What needs to be done
Give the number of lines that include the word "this", and nothing else.

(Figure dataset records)
======
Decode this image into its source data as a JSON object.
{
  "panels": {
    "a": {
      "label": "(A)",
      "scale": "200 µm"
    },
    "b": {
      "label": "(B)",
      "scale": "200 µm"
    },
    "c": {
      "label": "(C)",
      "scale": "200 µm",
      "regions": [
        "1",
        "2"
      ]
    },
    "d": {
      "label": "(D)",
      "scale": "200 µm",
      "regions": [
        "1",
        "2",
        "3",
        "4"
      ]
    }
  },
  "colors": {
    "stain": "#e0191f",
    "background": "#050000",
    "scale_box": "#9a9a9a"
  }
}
======
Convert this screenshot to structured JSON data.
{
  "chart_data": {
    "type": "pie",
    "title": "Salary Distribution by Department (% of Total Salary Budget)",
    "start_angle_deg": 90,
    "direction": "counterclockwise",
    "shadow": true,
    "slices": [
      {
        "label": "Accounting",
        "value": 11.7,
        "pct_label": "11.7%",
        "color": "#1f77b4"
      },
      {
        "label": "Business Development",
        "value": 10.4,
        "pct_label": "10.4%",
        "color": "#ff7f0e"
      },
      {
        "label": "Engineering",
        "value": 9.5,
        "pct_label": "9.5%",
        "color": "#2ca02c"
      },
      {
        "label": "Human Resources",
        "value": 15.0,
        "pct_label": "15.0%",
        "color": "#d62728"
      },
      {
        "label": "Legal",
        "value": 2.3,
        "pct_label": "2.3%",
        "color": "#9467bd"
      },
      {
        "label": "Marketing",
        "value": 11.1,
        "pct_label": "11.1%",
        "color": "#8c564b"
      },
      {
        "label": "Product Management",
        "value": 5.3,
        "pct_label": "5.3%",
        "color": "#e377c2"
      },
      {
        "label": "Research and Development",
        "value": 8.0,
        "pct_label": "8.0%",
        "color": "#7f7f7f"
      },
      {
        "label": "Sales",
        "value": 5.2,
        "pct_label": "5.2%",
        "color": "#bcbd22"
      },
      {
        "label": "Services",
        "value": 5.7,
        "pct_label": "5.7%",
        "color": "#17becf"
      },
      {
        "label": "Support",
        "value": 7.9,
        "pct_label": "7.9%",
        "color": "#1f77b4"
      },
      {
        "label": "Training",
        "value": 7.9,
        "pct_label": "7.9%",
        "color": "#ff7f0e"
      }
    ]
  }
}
======
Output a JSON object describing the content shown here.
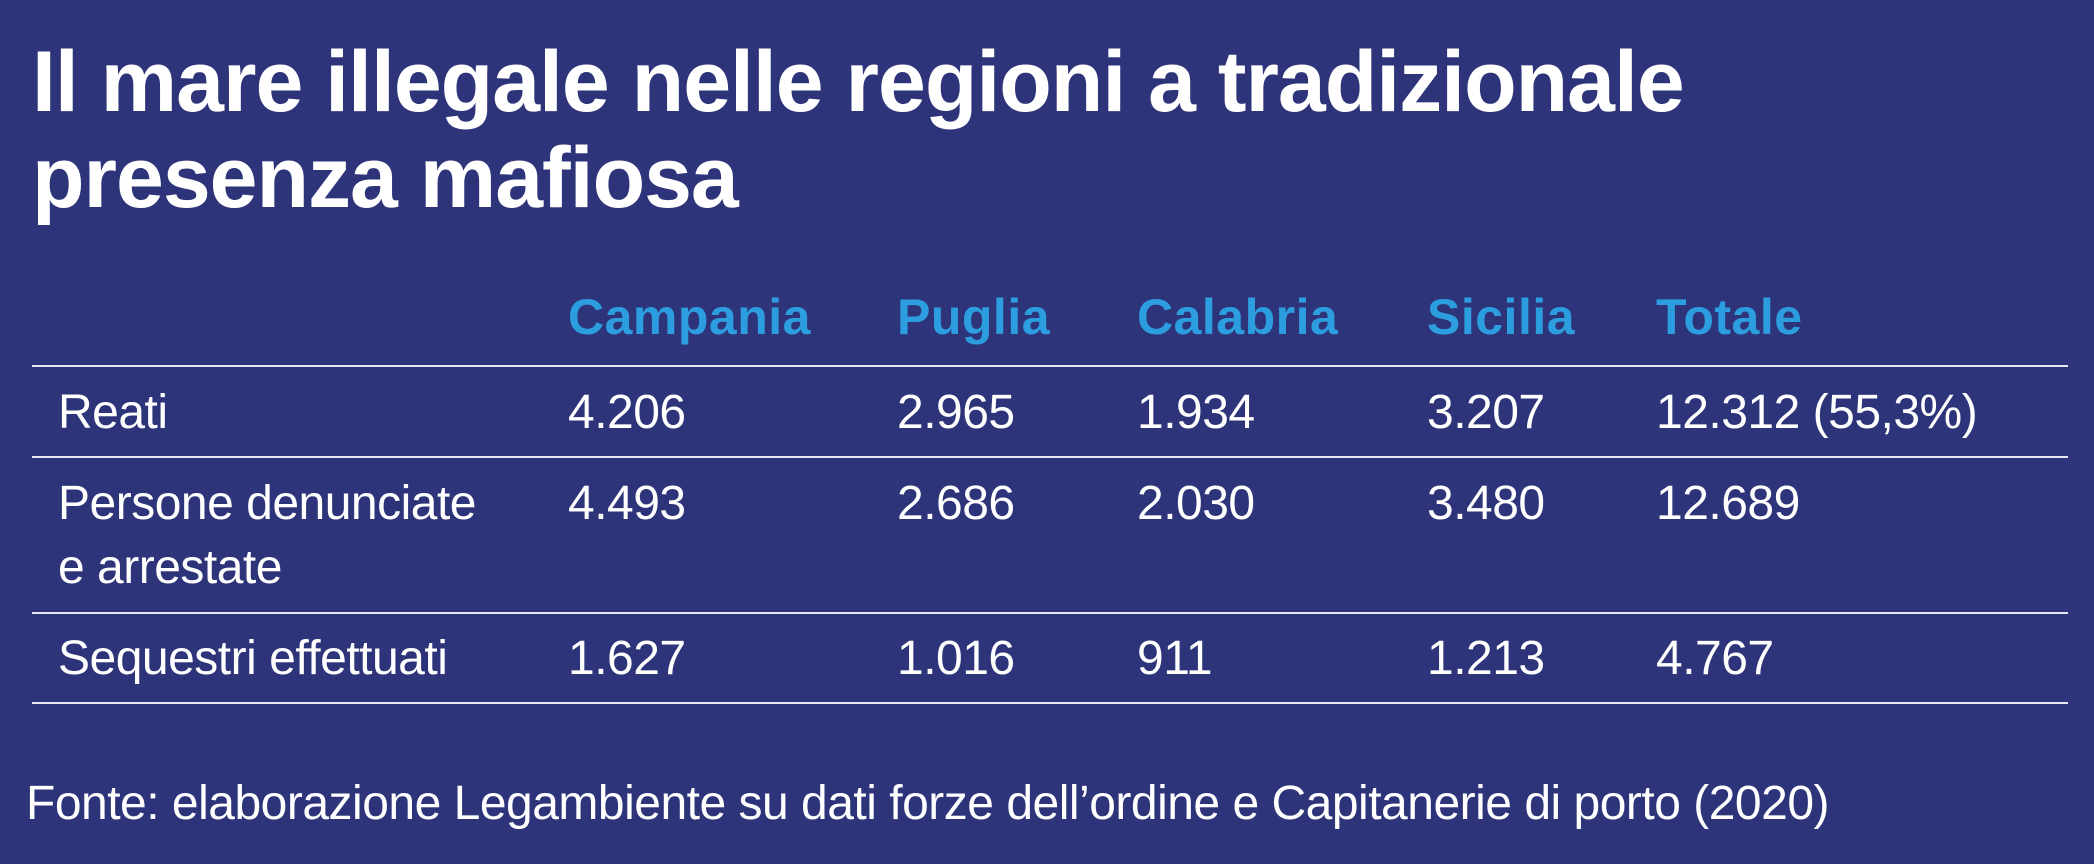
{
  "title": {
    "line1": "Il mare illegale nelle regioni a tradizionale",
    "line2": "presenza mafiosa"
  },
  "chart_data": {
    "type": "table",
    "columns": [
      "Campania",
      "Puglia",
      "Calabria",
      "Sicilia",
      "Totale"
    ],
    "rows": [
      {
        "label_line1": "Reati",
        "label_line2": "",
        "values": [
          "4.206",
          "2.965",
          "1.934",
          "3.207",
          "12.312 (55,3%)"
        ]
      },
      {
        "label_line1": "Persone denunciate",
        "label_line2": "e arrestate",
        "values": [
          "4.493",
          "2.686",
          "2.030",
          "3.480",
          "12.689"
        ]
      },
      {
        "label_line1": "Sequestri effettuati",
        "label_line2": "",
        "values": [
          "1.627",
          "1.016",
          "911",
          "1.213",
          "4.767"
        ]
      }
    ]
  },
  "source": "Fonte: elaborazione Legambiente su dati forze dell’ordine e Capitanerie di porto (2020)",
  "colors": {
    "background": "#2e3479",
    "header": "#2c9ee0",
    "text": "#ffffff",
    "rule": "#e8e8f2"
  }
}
======
The output
2